## TASK OBJECTIVE
Restate the full set of records exactly, without adding or dropping a word.

## RECORDS PROVIDED
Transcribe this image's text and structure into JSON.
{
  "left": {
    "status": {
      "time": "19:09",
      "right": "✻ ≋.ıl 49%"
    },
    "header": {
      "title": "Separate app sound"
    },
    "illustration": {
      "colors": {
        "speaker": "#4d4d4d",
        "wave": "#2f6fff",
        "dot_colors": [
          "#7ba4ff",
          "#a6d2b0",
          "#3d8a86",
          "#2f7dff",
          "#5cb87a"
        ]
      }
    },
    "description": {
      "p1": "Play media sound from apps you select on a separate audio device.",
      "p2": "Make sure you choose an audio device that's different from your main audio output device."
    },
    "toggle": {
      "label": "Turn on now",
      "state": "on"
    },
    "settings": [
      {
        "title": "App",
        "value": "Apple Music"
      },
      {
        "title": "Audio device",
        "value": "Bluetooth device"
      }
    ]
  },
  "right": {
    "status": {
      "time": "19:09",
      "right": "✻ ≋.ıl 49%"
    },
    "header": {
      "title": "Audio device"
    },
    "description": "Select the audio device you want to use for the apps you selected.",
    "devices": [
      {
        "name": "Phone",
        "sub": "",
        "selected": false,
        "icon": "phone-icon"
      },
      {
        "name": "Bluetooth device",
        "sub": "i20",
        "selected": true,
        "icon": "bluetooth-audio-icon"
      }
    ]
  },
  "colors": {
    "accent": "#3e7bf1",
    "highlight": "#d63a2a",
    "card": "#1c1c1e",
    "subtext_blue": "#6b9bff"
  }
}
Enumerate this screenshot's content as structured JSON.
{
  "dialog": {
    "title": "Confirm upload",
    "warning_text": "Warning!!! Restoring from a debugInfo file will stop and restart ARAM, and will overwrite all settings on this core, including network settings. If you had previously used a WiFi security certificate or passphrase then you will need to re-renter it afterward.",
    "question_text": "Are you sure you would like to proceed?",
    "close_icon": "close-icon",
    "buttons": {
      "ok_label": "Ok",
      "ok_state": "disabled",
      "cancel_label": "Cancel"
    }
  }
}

## TASK OUTPUT
Transcribe this image's text and structure into JSON.
{
  "left": {
    "status": {
      "time": "19:09",
      "right": "✻ ≋.ıl 49%"
    },
    "header": {
      "title": "Separate app sound"
    },
    "illustration": {
      "colors": {
        "speaker": "#4d4d4d",
        "wave": "#2f6fff",
        "dot_colors": [
          "#7ba4ff",
          "#a6d2b0",
          "#3d8a86",
          "#2f7dff",
          "#5cb87a"
        ]
      }
    },
    "description": {
      "p1": "Play media sound from apps you select on a separate audio device.",
      "p2": "Make sure you choose an audio device that's different from your main audio output device."
    },
    "toggle": {
      "label": "Turn on now",
      "state": "on"
    },
    "settings": [
      {
        "title": "App",
        "value": "Apple Music"
      },
      {
        "title": "Audio device",
        "value": "Bluetooth device"
      }
    ]
  },
  "right": {
    "status": {
      "time": "19:09",
      "right": "✻ ≋.ıl 49%"
    },
    "header": {
      "title": "Audio device"
    },
    "description": "Select the audio device you want to use for the apps you selected.",
    "devices": [
      {
        "name": "Phone",
        "sub": "",
        "selected": false,
        "icon": "phone-icon"
      },
      {
        "name": "Bluetooth device",
        "sub": "i20",
        "selected": true,
        "icon": "bluetooth-audio-icon"
      }
    ]
  },
  "colors": {
    "accent": "#3e7bf1",
    "highlight": "#d63a2a",
    "card": "#1c1c1e",
    "subtext_blue": "#6b9bff"
  }
}
Enumerate this screenshot's content as structured JSON.
{
  "dialog": {
    "title": "Confirm upload",
    "warning_text": "Warning!!! Restoring from a debugInfo file will stop and restart ARAM, and will overwrite all settings on this core, including network settings. If you had previously used a WiFi security certificate or passphrase then you will need to re-renter it afterward.",
    "question_text": "Are you sure you would like to proceed?",
    "close_icon": "close-icon",
    "buttons": {
      "ok_label": "Ok",
      "ok_state": "disabled",
      "cancel_label": "Cancel"
    }
  }
}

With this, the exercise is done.